### Records about charts and figures:
Begin
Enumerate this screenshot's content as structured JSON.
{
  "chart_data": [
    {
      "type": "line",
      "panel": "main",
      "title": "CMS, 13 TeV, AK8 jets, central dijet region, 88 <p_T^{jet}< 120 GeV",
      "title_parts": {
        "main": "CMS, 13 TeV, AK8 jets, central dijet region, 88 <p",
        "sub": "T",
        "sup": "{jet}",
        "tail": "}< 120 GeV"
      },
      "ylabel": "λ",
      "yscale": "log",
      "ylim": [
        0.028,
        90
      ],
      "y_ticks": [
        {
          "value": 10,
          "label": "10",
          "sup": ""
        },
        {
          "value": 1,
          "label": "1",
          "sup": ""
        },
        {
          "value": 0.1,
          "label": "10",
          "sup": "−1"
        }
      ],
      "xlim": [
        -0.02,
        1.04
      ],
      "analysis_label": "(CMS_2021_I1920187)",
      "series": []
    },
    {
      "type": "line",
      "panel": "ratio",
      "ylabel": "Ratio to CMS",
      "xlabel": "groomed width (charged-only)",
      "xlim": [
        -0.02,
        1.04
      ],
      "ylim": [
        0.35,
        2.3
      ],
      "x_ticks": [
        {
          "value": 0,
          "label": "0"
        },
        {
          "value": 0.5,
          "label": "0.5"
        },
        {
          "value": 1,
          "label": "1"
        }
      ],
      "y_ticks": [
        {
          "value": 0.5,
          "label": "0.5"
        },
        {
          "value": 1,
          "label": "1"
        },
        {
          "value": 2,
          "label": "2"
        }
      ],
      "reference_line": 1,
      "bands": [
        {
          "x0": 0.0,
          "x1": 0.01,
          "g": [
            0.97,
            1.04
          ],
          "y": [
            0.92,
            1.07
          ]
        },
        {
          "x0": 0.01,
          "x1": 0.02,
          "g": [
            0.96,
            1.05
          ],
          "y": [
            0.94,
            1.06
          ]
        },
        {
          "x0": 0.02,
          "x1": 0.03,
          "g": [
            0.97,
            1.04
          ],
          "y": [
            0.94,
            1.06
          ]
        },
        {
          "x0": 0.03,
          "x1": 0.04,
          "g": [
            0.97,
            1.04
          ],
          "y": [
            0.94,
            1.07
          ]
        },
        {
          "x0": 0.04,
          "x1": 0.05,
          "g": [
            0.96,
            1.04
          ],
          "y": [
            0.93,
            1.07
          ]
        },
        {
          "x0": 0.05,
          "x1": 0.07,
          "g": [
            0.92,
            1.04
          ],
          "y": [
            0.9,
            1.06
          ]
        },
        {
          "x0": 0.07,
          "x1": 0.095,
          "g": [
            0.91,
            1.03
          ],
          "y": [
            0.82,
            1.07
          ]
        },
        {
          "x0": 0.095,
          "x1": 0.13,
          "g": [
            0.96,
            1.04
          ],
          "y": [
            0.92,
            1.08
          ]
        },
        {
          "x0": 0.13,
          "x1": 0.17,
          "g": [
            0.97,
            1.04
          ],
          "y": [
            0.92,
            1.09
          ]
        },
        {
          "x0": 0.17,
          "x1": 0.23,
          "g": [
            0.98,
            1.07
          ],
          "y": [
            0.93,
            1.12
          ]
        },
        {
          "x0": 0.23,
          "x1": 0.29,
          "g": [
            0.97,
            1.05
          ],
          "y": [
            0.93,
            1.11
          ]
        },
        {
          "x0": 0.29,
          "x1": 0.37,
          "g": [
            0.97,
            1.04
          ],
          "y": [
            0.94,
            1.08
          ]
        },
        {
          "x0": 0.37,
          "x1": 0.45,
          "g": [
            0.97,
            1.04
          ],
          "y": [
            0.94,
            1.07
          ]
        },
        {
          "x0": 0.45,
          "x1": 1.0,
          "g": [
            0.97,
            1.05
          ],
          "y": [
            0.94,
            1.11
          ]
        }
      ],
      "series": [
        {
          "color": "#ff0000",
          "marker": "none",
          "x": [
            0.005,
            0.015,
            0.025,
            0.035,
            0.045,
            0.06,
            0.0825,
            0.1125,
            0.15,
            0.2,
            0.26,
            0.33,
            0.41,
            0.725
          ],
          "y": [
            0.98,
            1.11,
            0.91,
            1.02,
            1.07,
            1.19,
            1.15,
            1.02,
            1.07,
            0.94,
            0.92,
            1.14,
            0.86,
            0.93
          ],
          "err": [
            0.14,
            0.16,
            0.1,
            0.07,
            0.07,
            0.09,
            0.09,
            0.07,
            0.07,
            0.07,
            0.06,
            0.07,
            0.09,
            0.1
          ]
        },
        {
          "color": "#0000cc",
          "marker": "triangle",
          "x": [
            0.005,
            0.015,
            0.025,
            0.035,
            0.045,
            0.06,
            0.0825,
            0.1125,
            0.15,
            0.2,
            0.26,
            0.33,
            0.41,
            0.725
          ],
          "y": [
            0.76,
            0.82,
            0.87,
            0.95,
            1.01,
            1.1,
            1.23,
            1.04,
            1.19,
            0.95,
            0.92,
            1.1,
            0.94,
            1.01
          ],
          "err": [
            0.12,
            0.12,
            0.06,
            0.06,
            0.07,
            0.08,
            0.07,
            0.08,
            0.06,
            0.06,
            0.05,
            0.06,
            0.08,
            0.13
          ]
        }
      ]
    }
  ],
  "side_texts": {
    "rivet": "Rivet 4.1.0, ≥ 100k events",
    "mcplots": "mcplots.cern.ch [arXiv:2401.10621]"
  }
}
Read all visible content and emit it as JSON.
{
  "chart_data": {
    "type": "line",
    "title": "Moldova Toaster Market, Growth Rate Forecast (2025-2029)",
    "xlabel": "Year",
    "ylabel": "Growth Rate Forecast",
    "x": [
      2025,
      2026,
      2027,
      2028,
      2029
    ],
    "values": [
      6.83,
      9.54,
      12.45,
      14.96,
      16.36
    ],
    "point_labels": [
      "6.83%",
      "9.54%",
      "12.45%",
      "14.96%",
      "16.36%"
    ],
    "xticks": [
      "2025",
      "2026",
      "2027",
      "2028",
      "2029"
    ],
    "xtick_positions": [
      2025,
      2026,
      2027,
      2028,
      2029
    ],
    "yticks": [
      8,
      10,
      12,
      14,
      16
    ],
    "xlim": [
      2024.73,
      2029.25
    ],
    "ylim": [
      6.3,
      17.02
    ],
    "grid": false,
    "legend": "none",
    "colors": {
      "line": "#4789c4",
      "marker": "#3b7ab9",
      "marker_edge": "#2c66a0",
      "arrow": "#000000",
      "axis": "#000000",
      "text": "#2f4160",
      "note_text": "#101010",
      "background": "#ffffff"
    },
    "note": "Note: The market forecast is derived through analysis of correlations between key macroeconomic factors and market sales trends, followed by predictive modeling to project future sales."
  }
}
End
Repeat all entries. Match them exactly.

### TASK ANSWER:
Enumerate this screenshot's content as structured JSON.
{
  "chart_data": [
    {
      "type": "line",
      "panel": "main",
      "title": "CMS, 13 TeV, AK8 jets, central dijet region, 88 <p_T^{jet}< 120 GeV",
      "title_parts": {
        "main": "CMS, 13 TeV, AK8 jets, central dijet region, 88 <p",
        "sub": "T",
        "sup": "{jet}",
        "tail": "}< 120 GeV"
      },
      "ylabel": "λ",
      "yscale": "log",
      "ylim": [
        0.028,
        90
      ],
      "y_ticks": [
        {
          "value": 10,
          "label": "10",
          "sup": ""
        },
        {
          "value": 1,
          "label": "1",
          "sup": ""
        },
        {
          "value": 0.1,
          "label": "10",
          "sup": "−1"
        }
      ],
      "xlim": [
        -0.02,
        1.04
      ],
      "analysis_label": "(CMS_2021_I1920187)",
      "series": []
    },
    {
      "type": "line",
      "panel": "ratio",
      "ylabel": "Ratio to CMS",
      "xlabel": "groomed width (charged-only)",
      "xlim": [
        -0.02,
        1.04
      ],
      "ylim": [
        0.35,
        2.3
      ],
      "x_ticks": [
        {
          "value": 0,
          "label": "0"
        },
        {
          "value": 0.5,
          "label": "0.5"
        },
        {
          "value": 1,
          "label": "1"
        }
      ],
      "y_ticks": [
        {
          "value": 0.5,
          "label": "0.5"
        },
        {
          "value": 1,
          "label": "1"
        },
        {
          "value": 2,
          "label": "2"
        }
      ],
      "reference_line": 1,
      "bands": [
        {
          "x0": 0.0,
          "x1": 0.01,
          "g": [
            0.97,
            1.04
          ],
          "y": [
            0.92,
            1.07
          ]
        },
        {
          "x0": 0.01,
          "x1": 0.02,
          "g": [
            0.96,
            1.05
          ],
          "y": [
            0.94,
            1.06
          ]
        },
        {
          "x0": 0.02,
          "x1": 0.03,
          "g": [
            0.97,
            1.04
          ],
          "y": [
            0.94,
            1.06
          ]
        },
        {
          "x0": 0.03,
          "x1": 0.04,
          "g": [
            0.97,
            1.04
          ],
          "y": [
            0.94,
            1.07
          ]
        },
        {
          "x0": 0.04,
          "x1": 0.05,
          "g": [
            0.96,
            1.04
          ],
          "y": [
            0.93,
            1.07
          ]
        },
        {
          "x0": 0.05,
          "x1": 0.07,
          "g": [
            0.92,
            1.04
          ],
          "y": [
            0.9,
            1.06
          ]
        },
        {
          "x0": 0.07,
          "x1": 0.095,
          "g": [
            0.91,
            1.03
          ],
          "y": [
            0.82,
            1.07
          ]
        },
        {
          "x0": 0.095,
          "x1": 0.13,
          "g": [
            0.96,
            1.04
          ],
          "y": [
            0.92,
            1.08
          ]
        },
        {
          "x0": 0.13,
          "x1": 0.17,
          "g": [
            0.97,
            1.04
          ],
          "y": [
            0.92,
            1.09
          ]
        },
        {
          "x0": 0.17,
          "x1": 0.23,
          "g": [
            0.98,
            1.07
          ],
          "y": [
            0.93,
            1.12
          ]
        },
        {
          "x0": 0.23,
          "x1": 0.29,
          "g": [
            0.97,
            1.05
          ],
          "y": [
            0.93,
            1.11
          ]
        },
        {
          "x0": 0.29,
          "x1": 0.37,
          "g": [
            0.97,
            1.04
          ],
          "y": [
            0.94,
            1.08
          ]
        },
        {
          "x0": 0.37,
          "x1": 0.45,
          "g": [
            0.97,
            1.04
          ],
          "y": [
            0.94,
            1.07
          ]
        },
        {
          "x0": 0.45,
          "x1": 1.0,
          "g": [
            0.97,
            1.05
          ],
          "y": [
            0.94,
            1.11
          ]
        }
      ],
      "series": [
        {
          "color": "#ff0000",
          "marker": "none",
          "x": [
            0.005,
            0.015,
            0.025,
            0.035,
            0.045,
            0.06,
            0.0825,
            0.1125,
            0.15,
            0.2,
            0.26,
            0.33,
            0.41,
            0.725
          ],
          "y": [
            0.98,
            1.11,
            0.91,
            1.02,
            1.07,
            1.19,
            1.15,
            1.02,
            1.07,
            0.94,
            0.92,
            1.14,
            0.86,
            0.93
          ],
          "err": [
            0.14,
            0.16,
            0.1,
            0.07,
            0.07,
            0.09,
            0.09,
            0.07,
            0.07,
            0.07,
            0.06,
            0.07,
            0.09,
            0.1
          ]
        },
        {
          "color": "#0000cc",
          "marker": "triangle",
          "x": [
            0.005,
            0.015,
            0.025,
            0.035,
            0.045,
            0.06,
            0.0825,
            0.1125,
            0.15,
            0.2,
            0.26,
            0.33,
            0.41,
            0.725
          ],
          "y": [
            0.76,
            0.82,
            0.87,
            0.95,
            1.01,
            1.1,
            1.23,
            1.04,
            1.19,
            0.95,
            0.92,
            1.1,
            0.94,
            1.01
          ],
          "err": [
            0.12,
            0.12,
            0.06,
            0.06,
            0.07,
            0.08,
            0.07,
            0.08,
            0.06,
            0.06,
            0.05,
            0.06,
            0.08,
            0.13
          ]
        }
      ]
    }
  ],
  "side_texts": {
    "rivet": "Rivet 4.1.0, ≥ 100k events",
    "mcplots": "mcplots.cern.ch [arXiv:2401.10621]"
  }
}
Read all visible content and emit it as JSON.
{
  "chart_data": {
    "type": "line",
    "title": "Moldova Toaster Market, Growth Rate Forecast (2025-2029)",
    "xlabel": "Year",
    "ylabel": "Growth Rate Forecast",
    "x": [
      2025,
      2026,
      2027,
      2028,
      2029
    ],
    "values": [
      6.83,
      9.54,
      12.45,
      14.96,
      16.36
    ],
    "point_labels": [
      "6.83%",
      "9.54%",
      "12.45%",
      "14.96%",
      "16.36%"
    ],
    "xticks": [
      "2025",
      "2026",
      "2027",
      "2028",
      "2029"
    ],
    "xtick_positions": [
      2025,
      2026,
      2027,
      2028,
      2029
    ],
    "yticks": [
      8,
      10,
      12,
      14,
      16
    ],
    "xlim": [
      2024.73,
      2029.25
    ],
    "ylim": [
      6.3,
      17.02
    ],
    "grid": false,
    "legend": "none",
    "colors": {
      "line": "#4789c4",
      "marker": "#3b7ab9",
      "marker_edge": "#2c66a0",
      "arrow": "#000000",
      "axis": "#000000",
      "text": "#2f4160",
      "note_text": "#101010",
      "background": "#ffffff"
    },
    "note": "Note: The market forecast is derived through analysis of correlations between key macroeconomic factors and market sales trends, followed by predictive modeling to project future sales."
  }
}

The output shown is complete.